▸ **What the task requires**
Below is a block of data; give all of it again word for word.

Data entries
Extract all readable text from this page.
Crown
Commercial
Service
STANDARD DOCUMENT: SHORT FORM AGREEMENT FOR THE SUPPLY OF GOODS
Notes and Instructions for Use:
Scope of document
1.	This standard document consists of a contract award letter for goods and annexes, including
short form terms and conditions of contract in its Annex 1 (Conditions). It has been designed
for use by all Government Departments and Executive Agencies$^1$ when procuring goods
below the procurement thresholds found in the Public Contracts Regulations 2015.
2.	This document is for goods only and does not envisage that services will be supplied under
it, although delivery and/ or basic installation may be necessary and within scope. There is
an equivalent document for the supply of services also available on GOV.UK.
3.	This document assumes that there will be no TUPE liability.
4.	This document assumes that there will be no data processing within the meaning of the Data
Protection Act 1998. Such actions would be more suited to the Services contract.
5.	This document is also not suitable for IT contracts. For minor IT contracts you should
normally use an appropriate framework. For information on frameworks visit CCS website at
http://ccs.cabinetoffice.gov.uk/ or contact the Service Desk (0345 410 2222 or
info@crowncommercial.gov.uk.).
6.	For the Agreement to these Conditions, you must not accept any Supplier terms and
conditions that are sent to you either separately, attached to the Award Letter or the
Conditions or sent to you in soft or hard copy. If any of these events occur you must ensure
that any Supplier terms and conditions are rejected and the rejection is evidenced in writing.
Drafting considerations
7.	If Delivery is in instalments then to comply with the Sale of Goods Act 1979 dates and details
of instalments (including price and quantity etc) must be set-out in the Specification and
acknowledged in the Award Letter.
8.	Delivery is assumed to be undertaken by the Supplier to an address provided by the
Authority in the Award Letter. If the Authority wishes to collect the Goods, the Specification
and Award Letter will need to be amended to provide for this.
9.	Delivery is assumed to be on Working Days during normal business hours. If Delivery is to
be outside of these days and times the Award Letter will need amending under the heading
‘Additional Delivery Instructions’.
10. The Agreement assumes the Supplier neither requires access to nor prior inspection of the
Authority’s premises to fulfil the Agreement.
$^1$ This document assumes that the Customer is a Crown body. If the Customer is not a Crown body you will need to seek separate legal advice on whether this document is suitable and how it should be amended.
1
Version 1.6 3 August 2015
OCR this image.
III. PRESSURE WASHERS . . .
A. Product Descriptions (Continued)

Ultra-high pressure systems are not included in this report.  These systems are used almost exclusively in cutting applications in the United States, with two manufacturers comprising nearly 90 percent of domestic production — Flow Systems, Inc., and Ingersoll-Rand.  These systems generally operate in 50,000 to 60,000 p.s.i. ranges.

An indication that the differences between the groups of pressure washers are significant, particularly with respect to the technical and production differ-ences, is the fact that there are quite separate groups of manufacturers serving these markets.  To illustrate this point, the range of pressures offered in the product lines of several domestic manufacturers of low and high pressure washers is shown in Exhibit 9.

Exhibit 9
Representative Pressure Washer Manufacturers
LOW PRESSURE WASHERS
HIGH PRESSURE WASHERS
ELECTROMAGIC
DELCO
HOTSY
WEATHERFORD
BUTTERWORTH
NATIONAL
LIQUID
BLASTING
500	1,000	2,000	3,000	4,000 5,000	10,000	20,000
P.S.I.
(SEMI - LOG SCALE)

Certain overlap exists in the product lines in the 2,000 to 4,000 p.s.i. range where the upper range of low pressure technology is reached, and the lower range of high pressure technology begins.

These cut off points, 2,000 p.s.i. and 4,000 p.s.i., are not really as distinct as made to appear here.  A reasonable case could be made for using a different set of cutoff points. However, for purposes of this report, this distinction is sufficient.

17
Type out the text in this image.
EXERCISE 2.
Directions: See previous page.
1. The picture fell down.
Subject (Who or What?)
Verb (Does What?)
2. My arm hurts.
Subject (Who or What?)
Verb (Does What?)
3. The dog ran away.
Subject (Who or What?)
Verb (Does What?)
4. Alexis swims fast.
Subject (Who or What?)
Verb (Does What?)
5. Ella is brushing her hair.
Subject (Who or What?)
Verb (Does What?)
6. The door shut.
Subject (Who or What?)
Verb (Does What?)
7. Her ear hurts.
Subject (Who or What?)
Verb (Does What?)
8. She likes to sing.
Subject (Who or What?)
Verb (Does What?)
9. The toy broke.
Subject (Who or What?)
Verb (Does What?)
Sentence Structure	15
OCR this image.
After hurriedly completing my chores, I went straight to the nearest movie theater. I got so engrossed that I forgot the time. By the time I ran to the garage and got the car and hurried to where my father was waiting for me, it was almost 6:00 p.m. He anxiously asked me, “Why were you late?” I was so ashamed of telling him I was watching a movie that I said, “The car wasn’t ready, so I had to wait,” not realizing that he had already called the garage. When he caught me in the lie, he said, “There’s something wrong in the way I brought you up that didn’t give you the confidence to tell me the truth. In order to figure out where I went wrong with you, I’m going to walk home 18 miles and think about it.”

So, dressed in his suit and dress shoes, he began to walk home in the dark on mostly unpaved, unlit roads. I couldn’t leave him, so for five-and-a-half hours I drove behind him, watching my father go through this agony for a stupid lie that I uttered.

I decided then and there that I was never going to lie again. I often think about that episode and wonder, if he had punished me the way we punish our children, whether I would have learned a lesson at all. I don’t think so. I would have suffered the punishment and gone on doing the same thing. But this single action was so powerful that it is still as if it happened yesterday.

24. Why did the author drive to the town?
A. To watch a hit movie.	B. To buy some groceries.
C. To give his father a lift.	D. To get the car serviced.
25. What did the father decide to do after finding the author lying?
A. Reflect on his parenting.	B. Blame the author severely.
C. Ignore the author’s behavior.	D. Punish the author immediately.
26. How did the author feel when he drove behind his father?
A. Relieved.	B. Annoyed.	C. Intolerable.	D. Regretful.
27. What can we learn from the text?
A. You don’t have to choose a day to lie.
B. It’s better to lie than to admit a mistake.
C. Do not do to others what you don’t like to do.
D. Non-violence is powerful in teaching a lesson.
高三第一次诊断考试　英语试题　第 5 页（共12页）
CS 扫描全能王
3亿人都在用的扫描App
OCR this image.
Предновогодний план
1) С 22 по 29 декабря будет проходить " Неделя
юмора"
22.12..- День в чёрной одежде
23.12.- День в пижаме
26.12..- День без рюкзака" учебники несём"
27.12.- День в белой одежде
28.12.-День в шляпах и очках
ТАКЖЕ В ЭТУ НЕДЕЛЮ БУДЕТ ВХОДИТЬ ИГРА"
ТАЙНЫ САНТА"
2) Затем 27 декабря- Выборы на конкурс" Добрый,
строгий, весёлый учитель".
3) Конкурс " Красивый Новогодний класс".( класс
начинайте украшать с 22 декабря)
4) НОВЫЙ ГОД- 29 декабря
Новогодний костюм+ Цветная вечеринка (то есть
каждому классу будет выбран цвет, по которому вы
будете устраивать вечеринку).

▸ **Result below**
Extract all readable text from this page.
Crown
Commercial
Service
STANDARD DOCUMENT: SHORT FORM AGREEMENT FOR THE SUPPLY OF GOODS
Notes and Instructions for Use:
Scope of document
1.	This standard document consists of a contract award letter for goods and annexes, including
short form terms and conditions of contract in its Annex 1 (Conditions). It has been designed
for use by all Government Departments and Executive Agencies$^1$ when procuring goods
below the procurement thresholds found in the Public Contracts Regulations 2015.
2.	This document is for goods only and does not envisage that services will be supplied under
it, although delivery and/ or basic installation may be necessary and within scope. There is
an equivalent document for the supply of services also available on GOV.UK.
3.	This document assumes that there will be no TUPE liability.
4.	This document assumes that there will be no data processing within the meaning of the Data
Protection Act 1998. Such actions would be more suited to the Services contract.
5.	This document is also not suitable for IT contracts. For minor IT contracts you should
normally use an appropriate framework. For information on frameworks visit CCS website at
http://ccs.cabinetoffice.gov.uk/ or contact the Service Desk (0345 410 2222 or
info@crowncommercial.gov.uk.).
6.	For the Agreement to these Conditions, you must not accept any Supplier terms and
conditions that are sent to you either separately, attached to the Award Letter or the
Conditions or sent to you in soft or hard copy. If any of these events occur you must ensure
that any Supplier terms and conditions are rejected and the rejection is evidenced in writing.
Drafting considerations
7.	If Delivery is in instalments then to comply with the Sale of Goods Act 1979 dates and details
of instalments (including price and quantity etc) must be set-out in the Specification and
acknowledged in the Award Letter.
8.	Delivery is assumed to be undertaken by the Supplier to an address provided by the
Authority in the Award Letter. If the Authority wishes to collect the Goods, the Specification
and Award Letter will need to be amended to provide for this.
9.	Delivery is assumed to be on Working Days during normal business hours. If Delivery is to
be outside of these days and times the Award Letter will need amending under the heading
‘Additional Delivery Instructions’.
10. The Agreement assumes the Supplier neither requires access to nor prior inspection of the
Authority’s premises to fulfil the Agreement.
$^1$ This document assumes that the Customer is a Crown body. If the Customer is not a Crown body you will need to seek separate legal advice on whether this document is suitable and how it should be amended.
1
Version 1.6 3 August 2015
OCR this image.
III. PRESSURE WASHERS . . .
A. Product Descriptions (Continued)

Ultra-high pressure systems are not included in this report.  These systems are used almost exclusively in cutting applications in the United States, with two manufacturers comprising nearly 90 percent of domestic production — Flow Systems, Inc., and Ingersoll-Rand.  These systems generally operate in 50,000 to 60,000 p.s.i. ranges.

An indication that the differences between the groups of pressure washers are significant, particularly with respect to the technical and production differ-ences, is the fact that there are quite separate groups of manufacturers serving these markets.  To illustrate this point, the range of pressures offered in the product lines of several domestic manufacturers of low and high pressure washers is shown in Exhibit 9.

Exhibit 9
Representative Pressure Washer Manufacturers
LOW PRESSURE WASHERS
HIGH PRESSURE WASHERS
ELECTROMAGIC
DELCO
HOTSY
WEATHERFORD
BUTTERWORTH
NATIONAL
LIQUID
BLASTING
500	1,000	2,000	3,000	4,000 5,000	10,000	20,000
P.S.I.
(SEMI - LOG SCALE)

Certain overlap exists in the product lines in the 2,000 to 4,000 p.s.i. range where the upper range of low pressure technology is reached, and the lower range of high pressure technology begins.

These cut off points, 2,000 p.s.i. and 4,000 p.s.i., are not really as distinct as made to appear here.  A reasonable case could be made for using a different set of cutoff points. However, for purposes of this report, this distinction is sufficient.

17
Type out the text in this image.
EXERCISE 2.
Directions: See previous page.
1. The picture fell down.
Subject (Who or What?)
Verb (Does What?)
2. My arm hurts.
Subject (Who or What?)
Verb (Does What?)
3. The dog ran away.
Subject (Who or What?)
Verb (Does What?)
4. Alexis swims fast.
Subject (Who or What?)
Verb (Does What?)
5. Ella is brushing her hair.
Subject (Who or What?)
Verb (Does What?)
6. The door shut.
Subject (Who or What?)
Verb (Does What?)
7. Her ear hurts.
Subject (Who or What?)
Verb (Does What?)
8. She likes to sing.
Subject (Who or What?)
Verb (Does What?)
9. The toy broke.
Subject (Who or What?)
Verb (Does What?)
Sentence Structure	15
OCR this image.
After hurriedly completing my chores, I went straight to the nearest movie theater. I got so engrossed that I forgot the time. By the time I ran to the garage and got the car and hurried to where my father was waiting for me, it was almost 6:00 p.m. He anxiously asked me, “Why were you late?” I was so ashamed of telling him I was watching a movie that I said, “The car wasn’t ready, so I had to wait,” not realizing that he had already called the garage. When he caught me in the lie, he said, “There’s something wrong in the way I brought you up that didn’t give you the confidence to tell me the truth. In order to figure out where I went wrong with you, I’m going to walk home 18 miles and think about it.”

So, dressed in his suit and dress shoes, he began to walk home in the dark on mostly unpaved, unlit roads. I couldn’t leave him, so for five-and-a-half hours I drove behind him, watching my father go through this agony for a stupid lie that I uttered.

I decided then and there that I was never going to lie again. I often think about that episode and wonder, if he had punished me the way we punish our children, whether I would have learned a lesson at all. I don’t think so. I would have suffered the punishment and gone on doing the same thing. But this single action was so powerful that it is still as if it happened yesterday.

24. Why did the author drive to the town?
A. To watch a hit movie.	B. To buy some groceries.
C. To give his father a lift.	D. To get the car serviced.
25. What did the father decide to do after finding the author lying?
A. Reflect on his parenting.	B. Blame the author severely.
C. Ignore the author’s behavior.	D. Punish the author immediately.
26. How did the author feel when he drove behind his father?
A. Relieved.	B. Annoyed.	C. Intolerable.	D. Regretful.
27. What can we learn from the text?
A. You don’t have to choose a day to lie.
B. It’s better to lie than to admit a mistake.
C. Do not do to others what you don’t like to do.
D. Non-violence is powerful in teaching a lesson.
高三第一次诊断考试　英语试题　第 5 页（共12页）
CS 扫描全能王
3亿人都在用的扫描App
OCR this image.
Предновогодний план
1) С 22 по 29 декабря будет проходить " Неделя
юмора"
22.12..- День в чёрной одежде
23.12.- День в пижаме
26.12..- День без рюкзака" учебники несём"
27.12.- День в белой одежде
28.12.-День в шляпах и очках
ТАКЖЕ В ЭТУ НЕДЕЛЮ БУДЕТ ВХОДИТЬ ИГРА"
ТАЙНЫ САНТА"
2) Затем 27 декабря- Выборы на конкурс" Добрый,
строгий, весёлый учитель".
3) Конкурс " Красивый Новогодний класс".( класс
начинайте украшать с 22 декабря)
4) НОВЫЙ ГОД- 29 декабря
Новогодний костюм+ Цветная вечеринка (то есть
каждому классу будет выбран цвет, по которому вы
будете устраивать вечеринку).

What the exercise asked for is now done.